Part of a data file:
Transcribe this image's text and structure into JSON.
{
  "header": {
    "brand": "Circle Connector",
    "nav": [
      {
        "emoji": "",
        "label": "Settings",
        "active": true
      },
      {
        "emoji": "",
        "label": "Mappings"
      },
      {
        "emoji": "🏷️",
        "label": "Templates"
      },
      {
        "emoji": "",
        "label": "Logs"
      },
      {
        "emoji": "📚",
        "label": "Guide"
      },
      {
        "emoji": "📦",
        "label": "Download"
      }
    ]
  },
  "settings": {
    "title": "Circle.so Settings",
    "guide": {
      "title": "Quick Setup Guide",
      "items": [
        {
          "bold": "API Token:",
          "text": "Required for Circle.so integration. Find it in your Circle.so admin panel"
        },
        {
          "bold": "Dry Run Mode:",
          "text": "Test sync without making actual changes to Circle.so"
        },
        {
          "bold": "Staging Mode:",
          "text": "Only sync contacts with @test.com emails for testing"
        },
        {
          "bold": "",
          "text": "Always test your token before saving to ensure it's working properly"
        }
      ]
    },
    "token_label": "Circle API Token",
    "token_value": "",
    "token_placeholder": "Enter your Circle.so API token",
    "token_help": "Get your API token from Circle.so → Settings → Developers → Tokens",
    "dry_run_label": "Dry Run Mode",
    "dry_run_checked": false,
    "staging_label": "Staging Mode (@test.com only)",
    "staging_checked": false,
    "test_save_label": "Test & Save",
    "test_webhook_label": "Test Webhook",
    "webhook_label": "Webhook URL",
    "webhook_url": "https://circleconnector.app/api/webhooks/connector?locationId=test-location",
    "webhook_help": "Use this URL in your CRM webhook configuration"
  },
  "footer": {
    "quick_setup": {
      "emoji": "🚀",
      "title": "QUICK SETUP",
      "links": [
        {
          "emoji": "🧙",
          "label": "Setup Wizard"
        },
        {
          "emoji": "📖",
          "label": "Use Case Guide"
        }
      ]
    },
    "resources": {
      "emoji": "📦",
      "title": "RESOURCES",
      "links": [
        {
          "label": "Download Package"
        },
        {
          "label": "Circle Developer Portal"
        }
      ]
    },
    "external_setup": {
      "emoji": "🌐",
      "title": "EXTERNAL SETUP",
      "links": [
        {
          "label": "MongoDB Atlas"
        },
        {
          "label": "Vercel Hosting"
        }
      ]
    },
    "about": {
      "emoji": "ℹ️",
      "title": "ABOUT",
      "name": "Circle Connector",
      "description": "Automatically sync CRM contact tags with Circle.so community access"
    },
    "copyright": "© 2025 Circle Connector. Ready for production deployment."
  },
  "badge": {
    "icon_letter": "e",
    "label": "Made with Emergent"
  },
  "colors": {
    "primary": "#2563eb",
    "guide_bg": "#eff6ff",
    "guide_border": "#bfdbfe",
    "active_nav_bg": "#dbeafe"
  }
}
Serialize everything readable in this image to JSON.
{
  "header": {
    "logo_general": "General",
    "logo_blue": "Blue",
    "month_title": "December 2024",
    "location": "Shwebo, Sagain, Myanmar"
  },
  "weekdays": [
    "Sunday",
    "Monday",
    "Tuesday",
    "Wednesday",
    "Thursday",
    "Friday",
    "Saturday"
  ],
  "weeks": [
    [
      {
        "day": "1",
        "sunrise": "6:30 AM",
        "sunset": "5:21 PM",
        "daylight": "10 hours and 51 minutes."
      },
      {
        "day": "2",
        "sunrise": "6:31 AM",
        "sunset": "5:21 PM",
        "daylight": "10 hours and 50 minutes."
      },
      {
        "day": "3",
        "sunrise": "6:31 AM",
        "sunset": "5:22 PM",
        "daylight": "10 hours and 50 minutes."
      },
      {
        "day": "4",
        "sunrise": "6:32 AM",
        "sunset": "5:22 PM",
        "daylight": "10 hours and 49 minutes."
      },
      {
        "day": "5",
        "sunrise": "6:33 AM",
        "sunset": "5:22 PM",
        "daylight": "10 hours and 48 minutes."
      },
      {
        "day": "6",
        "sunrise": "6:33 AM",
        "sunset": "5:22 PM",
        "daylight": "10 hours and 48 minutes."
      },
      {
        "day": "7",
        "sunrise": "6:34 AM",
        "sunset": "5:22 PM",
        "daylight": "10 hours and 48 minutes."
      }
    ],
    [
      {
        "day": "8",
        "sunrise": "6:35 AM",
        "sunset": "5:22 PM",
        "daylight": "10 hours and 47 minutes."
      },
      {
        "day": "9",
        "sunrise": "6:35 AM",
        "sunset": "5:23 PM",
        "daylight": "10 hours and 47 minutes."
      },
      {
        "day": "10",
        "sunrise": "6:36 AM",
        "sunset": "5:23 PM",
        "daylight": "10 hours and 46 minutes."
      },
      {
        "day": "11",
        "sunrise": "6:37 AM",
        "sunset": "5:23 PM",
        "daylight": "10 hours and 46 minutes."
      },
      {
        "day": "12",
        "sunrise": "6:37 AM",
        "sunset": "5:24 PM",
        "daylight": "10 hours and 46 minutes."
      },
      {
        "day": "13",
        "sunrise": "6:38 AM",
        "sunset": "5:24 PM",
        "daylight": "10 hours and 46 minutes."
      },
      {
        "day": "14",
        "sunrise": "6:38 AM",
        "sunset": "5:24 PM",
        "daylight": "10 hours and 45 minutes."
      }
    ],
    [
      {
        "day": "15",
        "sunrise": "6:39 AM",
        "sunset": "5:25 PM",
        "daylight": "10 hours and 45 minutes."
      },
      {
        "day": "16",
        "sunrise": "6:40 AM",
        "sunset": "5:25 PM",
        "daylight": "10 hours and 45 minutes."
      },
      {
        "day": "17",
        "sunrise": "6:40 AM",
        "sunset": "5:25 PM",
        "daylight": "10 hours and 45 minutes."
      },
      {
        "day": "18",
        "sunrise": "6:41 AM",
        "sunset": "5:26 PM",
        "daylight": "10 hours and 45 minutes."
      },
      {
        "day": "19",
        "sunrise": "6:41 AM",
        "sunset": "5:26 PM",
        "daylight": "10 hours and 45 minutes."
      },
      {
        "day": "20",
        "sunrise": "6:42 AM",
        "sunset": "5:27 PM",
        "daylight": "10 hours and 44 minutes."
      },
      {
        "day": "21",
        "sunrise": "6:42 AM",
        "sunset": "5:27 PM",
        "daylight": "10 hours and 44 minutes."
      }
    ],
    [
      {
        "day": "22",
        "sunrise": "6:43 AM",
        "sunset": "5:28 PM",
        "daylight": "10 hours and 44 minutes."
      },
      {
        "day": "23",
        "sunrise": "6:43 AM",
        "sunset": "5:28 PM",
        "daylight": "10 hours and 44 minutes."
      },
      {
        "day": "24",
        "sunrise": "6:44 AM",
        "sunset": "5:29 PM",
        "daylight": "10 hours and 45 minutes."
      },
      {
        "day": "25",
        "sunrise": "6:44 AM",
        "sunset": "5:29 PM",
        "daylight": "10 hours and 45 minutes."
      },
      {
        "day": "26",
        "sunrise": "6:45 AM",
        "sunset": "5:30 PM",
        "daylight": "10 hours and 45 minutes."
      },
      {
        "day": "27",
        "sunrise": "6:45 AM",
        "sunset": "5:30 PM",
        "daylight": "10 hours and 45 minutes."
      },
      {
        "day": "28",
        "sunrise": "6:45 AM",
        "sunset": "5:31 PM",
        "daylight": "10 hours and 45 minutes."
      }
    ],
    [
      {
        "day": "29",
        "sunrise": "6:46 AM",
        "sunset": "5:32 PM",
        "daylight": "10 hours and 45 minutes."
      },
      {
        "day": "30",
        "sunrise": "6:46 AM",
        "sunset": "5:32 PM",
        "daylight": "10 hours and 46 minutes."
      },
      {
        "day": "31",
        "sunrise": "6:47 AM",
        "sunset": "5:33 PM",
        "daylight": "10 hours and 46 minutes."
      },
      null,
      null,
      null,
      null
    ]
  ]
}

• Task to complete
Nothing should be left out: return all of the records exactly.

• Final result
Transcribe this image's text and structure into JSON.
{
  "header": {
    "brand": "Circle Connector",
    "nav": [
      {
        "emoji": "",
        "label": "Settings",
        "active": true
      },
      {
        "emoji": "",
        "label": "Mappings"
      },
      {
        "emoji": "🏷️",
        "label": "Templates"
      },
      {
        "emoji": "",
        "label": "Logs"
      },
      {
        "emoji": "📚",
        "label": "Guide"
      },
      {
        "emoji": "📦",
        "label": "Download"
      }
    ]
  },
  "settings": {
    "title": "Circle.so Settings",
    "guide": {
      "title": "Quick Setup Guide",
      "items": [
        {
          "bold": "API Token:",
          "text": "Required for Circle.so integration. Find it in your Circle.so admin panel"
        },
        {
          "bold": "Dry Run Mode:",
          "text": "Test sync without making actual changes to Circle.so"
        },
        {
          "bold": "Staging Mode:",
          "text": "Only sync contacts with @test.com emails for testing"
        },
        {
          "bold": "",
          "text": "Always test your token before saving to ensure it's working properly"
        }
      ]
    },
    "token_label": "Circle API Token",
    "token_value": "",
    "token_placeholder": "Enter your Circle.so API token",
    "token_help": "Get your API token from Circle.so → Settings → Developers → Tokens",
    "dry_run_label": "Dry Run Mode",
    "dry_run_checked": false,
    "staging_label": "Staging Mode (@test.com only)",
    "staging_checked": false,
    "test_save_label": "Test & Save",
    "test_webhook_label": "Test Webhook",
    "webhook_label": "Webhook URL",
    "webhook_url": "https://circleconnector.app/api/webhooks/connector?locationId=test-location",
    "webhook_help": "Use this URL in your CRM webhook configuration"
  },
  "footer": {
    "quick_setup": {
      "emoji": "🚀",
      "title": "QUICK SETUP",
      "links": [
        {
          "emoji": "🧙",
          "label": "Setup Wizard"
        },
        {
          "emoji": "📖",
          "label": "Use Case Guide"
        }
      ]
    },
    "resources": {
      "emoji": "📦",
      "title": "RESOURCES",
      "links": [
        {
          "label": "Download Package"
        },
        {
          "label": "Circle Developer Portal"
        }
      ]
    },
    "external_setup": {
      "emoji": "🌐",
      "title": "EXTERNAL SETUP",
      "links": [
        {
          "label": "MongoDB Atlas"
        },
        {
          "label": "Vercel Hosting"
        }
      ]
    },
    "about": {
      "emoji": "ℹ️",
      "title": "ABOUT",
      "name": "Circle Connector",
      "description": "Automatically sync CRM contact tags with Circle.so community access"
    },
    "copyright": "© 2025 Circle Connector. Ready for production deployment."
  },
  "badge": {
    "icon_letter": "e",
    "label": "Made with Emergent"
  },
  "colors": {
    "primary": "#2563eb",
    "guide_bg": "#eff6ff",
    "guide_border": "#bfdbfe",
    "active_nav_bg": "#dbeafe"
  }
}
Serialize everything readable in this image to JSON.
{
  "header": {
    "logo_general": "General",
    "logo_blue": "Blue",
    "month_title": "December 2024",
    "location": "Shwebo, Sagain, Myanmar"
  },
  "weekdays": [
    "Sunday",
    "Monday",
    "Tuesday",
    "Wednesday",
    "Thursday",
    "Friday",
    "Saturday"
  ],
  "weeks": [
    [
      {
        "day": "1",
        "sunrise": "6:30 AM",
        "sunset": "5:21 PM",
        "daylight": "10 hours and 51 minutes."
      },
      {
        "day": "2",
        "sunrise": "6:31 AM",
        "sunset": "5:21 PM",
        "daylight": "10 hours and 50 minutes."
      },
      {
        "day": "3",
        "sunrise": "6:31 AM",
        "sunset": "5:22 PM",
        "daylight": "10 hours and 50 minutes."
      },
      {
        "day": "4",
        "sunrise": "6:32 AM",
        "sunset": "5:22 PM",
        "daylight": "10 hours and 49 minutes."
      },
      {
        "day": "5",
        "sunrise": "6:33 AM",
        "sunset": "5:22 PM",
        "daylight": "10 hours and 48 minutes."
      },
      {
        "day": "6",
        "sunrise": "6:33 AM",
        "sunset": "5:22 PM",
        "daylight": "10 hours and 48 minutes."
      },
      {
        "day": "7",
        "sunrise": "6:34 AM",
        "sunset": "5:22 PM",
        "daylight": "10 hours and 48 minutes."
      }
    ],
    [
      {
        "day": "8",
        "sunrise": "6:35 AM",
        "sunset": "5:22 PM",
        "daylight": "10 hours and 47 minutes."
      },
      {
        "day": "9",
        "sunrise": "6:35 AM",
        "sunset": "5:23 PM",
        "daylight": "10 hours and 47 minutes."
      },
      {
        "day": "10",
        "sunrise": "6:36 AM",
        "sunset": "5:23 PM",
        "daylight": "10 hours and 46 minutes."
      },
      {
        "day": "11",
        "sunrise": "6:37 AM",
        "sunset": "5:23 PM",
        "daylight": "10 hours and 46 minutes."
      },
      {
        "day": "12",
        "sunrise": "6:37 AM",
        "sunset": "5:24 PM",
        "daylight": "10 hours and 46 minutes."
      },
      {
        "day": "13",
        "sunrise": "6:38 AM",
        "sunset": "5:24 PM",
        "daylight": "10 hours and 46 minutes."
      },
      {
        "day": "14",
        "sunrise": "6:38 AM",
        "sunset": "5:24 PM",
        "daylight": "10 hours and 45 minutes."
      }
    ],
    [
      {
        "day": "15",
        "sunrise": "6:39 AM",
        "sunset": "5:25 PM",
        "daylight": "10 hours and 45 minutes."
      },
      {
        "day": "16",
        "sunrise": "6:40 AM",
        "sunset": "5:25 PM",
        "daylight": "10 hours and 45 minutes."
      },
      {
        "day": "17",
        "sunrise": "6:40 AM",
        "sunset": "5:25 PM",
        "daylight": "10 hours and 45 minutes."
      },
      {
        "day": "18",
        "sunrise": "6:41 AM",
        "sunset": "5:26 PM",
        "daylight": "10 hours and 45 minutes."
      },
      {
        "day": "19",
        "sunrise": "6:41 AM",
        "sunset": "5:26 PM",
        "daylight": "10 hours and 45 minutes."
      },
      {
        "day": "20",
        "sunrise": "6:42 AM",
        "sunset": "5:27 PM",
        "daylight": "10 hours and 44 minutes."
      },
      {
        "day": "21",
        "sunrise": "6:42 AM",
        "sunset": "5:27 PM",
        "daylight": "10 hours and 44 minutes."
      }
    ],
    [
      {
        "day": "22",
        "sunrise": "6:43 AM",
        "sunset": "5:28 PM",
        "daylight": "10 hours and 44 minutes."
      },
      {
        "day": "23",
        "sunrise": "6:43 AM",
        "sunset": "5:28 PM",
        "daylight": "10 hours and 44 minutes."
      },
      {
        "day": "24",
        "sunrise": "6:44 AM",
        "sunset": "5:29 PM",
        "daylight": "10 hours and 45 minutes."
      },
      {
        "day": "25",
        "sunrise": "6:44 AM",
        "sunset": "5:29 PM",
        "daylight": "10 hours and 45 minutes."
      },
      {
        "day": "26",
        "sunrise": "6:45 AM",
        "sunset": "5:30 PM",
        "daylight": "10 hours and 45 minutes."
      },
      {
        "day": "27",
        "sunrise": "6:45 AM",
        "sunset": "5:30 PM",
        "daylight": "10 hours and 45 minutes."
      },
      {
        "day": "28",
        "sunrise": "6:45 AM",
        "sunset": "5:31 PM",
        "daylight": "10 hours and 45 minutes."
      }
    ],
    [
      {
        "day": "29",
        "sunrise": "6:46 AM",
        "sunset": "5:32 PM",
        "daylight": "10 hours and 45 minutes."
      },
      {
        "day": "30",
        "sunrise": "6:46 AM",
        "sunset": "5:32 PM",
        "daylight": "10 hours and 46 minutes."
      },
      {
        "day": "31",
        "sunrise": "6:47 AM",
        "sunset": "5:33 PM",
        "daylight": "10 hours and 46 minutes."
      },
      null,
      null,
      null,
      null
    ]
  ]
}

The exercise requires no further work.